→ TEXT EXCERPT

May is Celiac Awareness month, and so for the next few posts, I’ll be sharing facts and figures about Celiac disease and ways that you can spread the word and possibly even raise funds for more Celiac research.
Let’s start at the beginning. What is Celiac Disease? The Mayo Clinic has done a great deal of research, and so I’m going to use their definition (this can be found on the Mayo Clinic website directly from the overview section of their pages on celiac disease): “Celiac disease […] is an immune reaction to eating gluten, a protein found in wheat, barley and rye. If you have celiac disease, eating gluten triggers an immune response in your small intestine. Over time, this reaction damages your small intestine’s lining and prevents absorption of some nutrients (malabsorption). The intestinal damage often causes diarrhea, fatigue, weight loss, bloating and anemia and can lead to serious complications.”

→ ACTIVITY
Extend the blog post about Celiac disease and Celiac Awareness Month, beginning immediately after its final sentence.

→ INFORMATION PROVIDED

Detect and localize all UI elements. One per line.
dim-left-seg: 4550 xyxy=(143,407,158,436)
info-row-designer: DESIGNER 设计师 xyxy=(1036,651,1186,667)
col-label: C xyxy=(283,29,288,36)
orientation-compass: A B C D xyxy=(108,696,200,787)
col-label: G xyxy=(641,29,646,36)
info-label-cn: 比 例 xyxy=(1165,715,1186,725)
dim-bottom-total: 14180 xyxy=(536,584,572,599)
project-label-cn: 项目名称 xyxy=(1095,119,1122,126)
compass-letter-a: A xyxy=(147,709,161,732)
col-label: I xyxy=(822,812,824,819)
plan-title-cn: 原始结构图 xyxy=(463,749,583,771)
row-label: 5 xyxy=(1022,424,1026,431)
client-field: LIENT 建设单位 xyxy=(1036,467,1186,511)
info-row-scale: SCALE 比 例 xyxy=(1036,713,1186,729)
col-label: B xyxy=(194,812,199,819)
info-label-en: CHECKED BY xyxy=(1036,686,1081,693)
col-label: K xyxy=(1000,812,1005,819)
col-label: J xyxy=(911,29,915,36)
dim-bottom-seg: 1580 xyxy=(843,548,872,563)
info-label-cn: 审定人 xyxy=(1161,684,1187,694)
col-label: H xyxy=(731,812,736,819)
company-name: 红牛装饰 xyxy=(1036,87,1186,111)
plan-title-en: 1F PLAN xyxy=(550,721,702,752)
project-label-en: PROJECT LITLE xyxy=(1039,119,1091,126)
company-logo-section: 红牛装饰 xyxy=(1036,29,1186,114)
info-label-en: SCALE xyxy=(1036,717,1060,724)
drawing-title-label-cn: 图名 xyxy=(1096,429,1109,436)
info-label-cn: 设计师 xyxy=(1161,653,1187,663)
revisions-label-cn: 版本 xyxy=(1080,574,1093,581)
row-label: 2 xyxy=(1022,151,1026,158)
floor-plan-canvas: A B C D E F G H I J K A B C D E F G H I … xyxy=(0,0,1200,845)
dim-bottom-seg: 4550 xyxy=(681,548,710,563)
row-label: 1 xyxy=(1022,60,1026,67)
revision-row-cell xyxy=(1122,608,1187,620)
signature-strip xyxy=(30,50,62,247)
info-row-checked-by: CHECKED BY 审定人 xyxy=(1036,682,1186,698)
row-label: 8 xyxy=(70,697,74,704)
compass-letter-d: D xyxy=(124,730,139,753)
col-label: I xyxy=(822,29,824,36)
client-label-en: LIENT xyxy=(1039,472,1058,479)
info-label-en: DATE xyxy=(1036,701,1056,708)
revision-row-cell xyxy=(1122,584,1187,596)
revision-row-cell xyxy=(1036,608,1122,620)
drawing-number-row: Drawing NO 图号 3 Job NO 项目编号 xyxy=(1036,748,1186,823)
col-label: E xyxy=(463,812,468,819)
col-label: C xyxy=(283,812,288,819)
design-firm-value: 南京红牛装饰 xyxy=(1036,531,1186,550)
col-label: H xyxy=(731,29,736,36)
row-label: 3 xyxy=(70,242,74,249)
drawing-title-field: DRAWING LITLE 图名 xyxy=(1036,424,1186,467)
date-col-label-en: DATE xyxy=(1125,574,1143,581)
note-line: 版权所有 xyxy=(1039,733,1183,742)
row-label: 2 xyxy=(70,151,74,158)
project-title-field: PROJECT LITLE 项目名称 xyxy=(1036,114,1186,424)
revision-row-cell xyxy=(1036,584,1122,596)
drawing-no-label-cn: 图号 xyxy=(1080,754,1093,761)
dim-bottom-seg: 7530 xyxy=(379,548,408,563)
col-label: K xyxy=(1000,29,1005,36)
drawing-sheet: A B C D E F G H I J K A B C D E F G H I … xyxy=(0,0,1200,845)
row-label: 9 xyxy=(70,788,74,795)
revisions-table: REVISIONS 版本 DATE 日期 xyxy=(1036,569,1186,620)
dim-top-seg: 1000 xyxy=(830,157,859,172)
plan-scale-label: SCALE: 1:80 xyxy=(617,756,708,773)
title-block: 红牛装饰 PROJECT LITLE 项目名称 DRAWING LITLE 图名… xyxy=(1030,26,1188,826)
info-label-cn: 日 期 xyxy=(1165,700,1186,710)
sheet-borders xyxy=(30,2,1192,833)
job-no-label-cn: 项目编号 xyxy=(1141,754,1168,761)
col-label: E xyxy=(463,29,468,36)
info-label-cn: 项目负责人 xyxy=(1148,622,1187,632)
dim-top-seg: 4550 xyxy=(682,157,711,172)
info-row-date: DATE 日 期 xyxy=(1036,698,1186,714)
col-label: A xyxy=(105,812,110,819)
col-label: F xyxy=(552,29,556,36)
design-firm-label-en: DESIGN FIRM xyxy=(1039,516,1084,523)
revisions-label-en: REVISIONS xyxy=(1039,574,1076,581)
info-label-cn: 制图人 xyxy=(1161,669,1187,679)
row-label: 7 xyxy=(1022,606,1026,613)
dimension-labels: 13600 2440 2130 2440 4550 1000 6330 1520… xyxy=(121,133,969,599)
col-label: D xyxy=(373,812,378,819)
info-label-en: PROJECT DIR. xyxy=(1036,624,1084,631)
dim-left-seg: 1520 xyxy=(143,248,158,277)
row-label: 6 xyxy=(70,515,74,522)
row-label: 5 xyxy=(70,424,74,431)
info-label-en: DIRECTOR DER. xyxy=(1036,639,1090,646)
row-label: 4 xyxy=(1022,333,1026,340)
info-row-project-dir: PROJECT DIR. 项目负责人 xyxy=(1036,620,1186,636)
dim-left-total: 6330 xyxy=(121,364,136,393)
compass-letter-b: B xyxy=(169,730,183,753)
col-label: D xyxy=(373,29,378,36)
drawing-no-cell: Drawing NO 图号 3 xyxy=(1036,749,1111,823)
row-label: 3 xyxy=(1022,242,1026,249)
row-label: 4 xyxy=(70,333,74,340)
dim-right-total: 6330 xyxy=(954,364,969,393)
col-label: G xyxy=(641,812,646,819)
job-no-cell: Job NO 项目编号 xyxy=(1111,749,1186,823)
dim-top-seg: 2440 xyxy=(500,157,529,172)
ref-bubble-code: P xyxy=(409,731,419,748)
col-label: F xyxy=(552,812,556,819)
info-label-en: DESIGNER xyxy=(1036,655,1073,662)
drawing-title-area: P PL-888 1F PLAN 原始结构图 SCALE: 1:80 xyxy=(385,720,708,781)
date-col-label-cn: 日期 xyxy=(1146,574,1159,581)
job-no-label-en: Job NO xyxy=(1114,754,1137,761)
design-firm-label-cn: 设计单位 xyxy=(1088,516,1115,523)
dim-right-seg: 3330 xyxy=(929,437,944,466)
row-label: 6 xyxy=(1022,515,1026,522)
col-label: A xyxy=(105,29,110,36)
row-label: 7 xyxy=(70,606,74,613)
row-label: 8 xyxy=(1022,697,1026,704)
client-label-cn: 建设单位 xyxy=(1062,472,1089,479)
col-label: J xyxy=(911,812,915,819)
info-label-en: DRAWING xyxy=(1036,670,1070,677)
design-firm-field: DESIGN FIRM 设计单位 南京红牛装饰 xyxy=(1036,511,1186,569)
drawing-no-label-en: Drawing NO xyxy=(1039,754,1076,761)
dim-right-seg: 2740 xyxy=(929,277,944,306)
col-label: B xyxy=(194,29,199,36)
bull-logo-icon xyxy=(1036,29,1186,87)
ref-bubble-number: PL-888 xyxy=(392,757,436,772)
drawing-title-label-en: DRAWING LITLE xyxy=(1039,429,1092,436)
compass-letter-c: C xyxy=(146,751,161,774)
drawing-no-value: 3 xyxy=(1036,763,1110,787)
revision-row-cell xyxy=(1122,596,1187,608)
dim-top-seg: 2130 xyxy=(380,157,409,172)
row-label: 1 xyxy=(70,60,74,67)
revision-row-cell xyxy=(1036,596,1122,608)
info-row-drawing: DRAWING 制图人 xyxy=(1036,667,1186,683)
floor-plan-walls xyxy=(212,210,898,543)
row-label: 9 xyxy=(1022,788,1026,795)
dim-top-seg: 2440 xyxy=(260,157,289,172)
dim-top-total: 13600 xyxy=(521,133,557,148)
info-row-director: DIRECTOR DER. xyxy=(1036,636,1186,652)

→ TASK ANSWER
Celiac disease is triggered by a combination of genetic factors, environmental factors and by eating gluten. The exact triggers are not known and may be different for every individual. Speaking personally, no one knows exactly when celiac disease was triggered in me, but it was very likely in early childhood. My mother said that at the age of two, my hair began to fall out. All that the pediatrician could tell Mom was that I had a vitamin deficiency, but he didn’t know what caused it. He told my mother to start me on vitamins, which she did. After that, I always teetered on the brink of anemia, though doctors couldn’t explain that either. I was told to take Geritol (vitamins with a high iron content) at age 12. My mother had full-blown anemia and was diagnosed with celiac disease in her fifties, after suffering most of her life with the symptoms of malnutrition. My maternal grandmother said that when Mom was a toddler – about four – that she was so thin and small and sickly that Mom’s great-grandfather tried to nurse her back to health by spoon feeding her. My mother has never been healthy and neither have I. We are both celiacs.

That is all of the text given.